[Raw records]
<<<<
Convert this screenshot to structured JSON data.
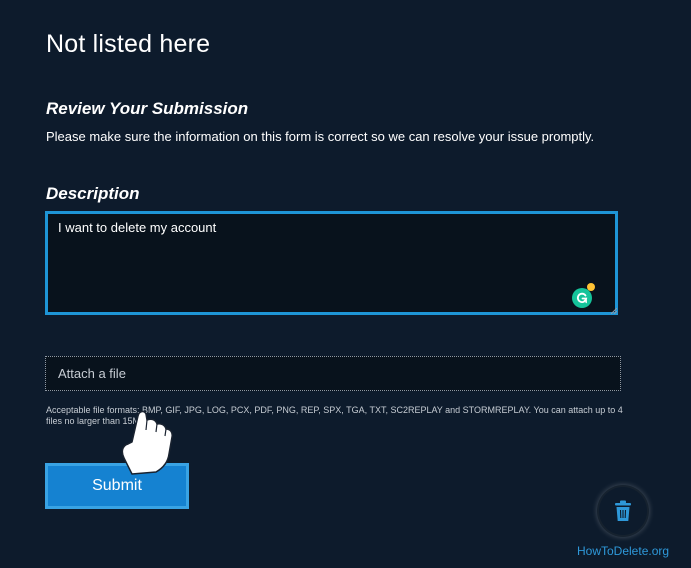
{
  "page": {
    "title": "Not listed here"
  },
  "review": {
    "heading": "Review Your Submission",
    "text": "Please make sure the information on this form is correct so we can resolve your issue promptly."
  },
  "description": {
    "heading": "Description",
    "value": "I want to delete my account"
  },
  "attach": {
    "label": "Attach a file",
    "info": "Acceptable file formats: BMP, GIF, JPG, LOG, PCX, PDF, PNG, REP, SPX, TGA, TXT, SC2REPLAY and STORMREPLAY. You can attach up to 4 files no larger than 15MB."
  },
  "actions": {
    "submit_label": "Submit"
  },
  "watermark": {
    "text": "HowToDelete.org"
  },
  "icons": {
    "grammarly": "grammarly-icon",
    "pointer": "hand-pointer-icon",
    "trash": "trash-icon"
  },
  "colors": {
    "background": "#0d1b2c",
    "accent": "#1e95d6",
    "button": "#1582d1",
    "grammarly": "#15c39a",
    "watermark": "#2e98d9"
  }
}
>>>>
### Direction
Write out all the entries exactly, except for the pictures.

### Answer to this exercise
Convert this screenshot to structured JSON data.
{
  "page": {
    "title": "Not listed here"
  },
  "review": {
    "heading": "Review Your Submission",
    "text": "Please make sure the information on this form is correct so we can resolve your issue promptly."
  },
  "description": {
    "heading": "Description",
    "value": "I want to delete my account"
  },
  "attach": {
    "label": "Attach a file",
    "info": "Acceptable file formats: BMP, GIF, JPG, LOG, PCX, PDF, PNG, REP, SPX, TGA, TXT, SC2REPLAY and STORMREPLAY. You can attach up to 4 files no larger than 15MB."
  },
  "actions": {
    "submit_label": "Submit"
  },
  "watermark": {
    "text": "HowToDelete.org"
  },
  "icons": {
    "grammarly": "grammarly-icon",
    "pointer": "hand-pointer-icon",
    "trash": "trash-icon"
  },
  "colors": {
    "background": "#0d1b2c",
    "accent": "#1e95d6",
    "button": "#1582d1",
    "grammarly": "#15c39a",
    "watermark": "#2e98d9"
  }
}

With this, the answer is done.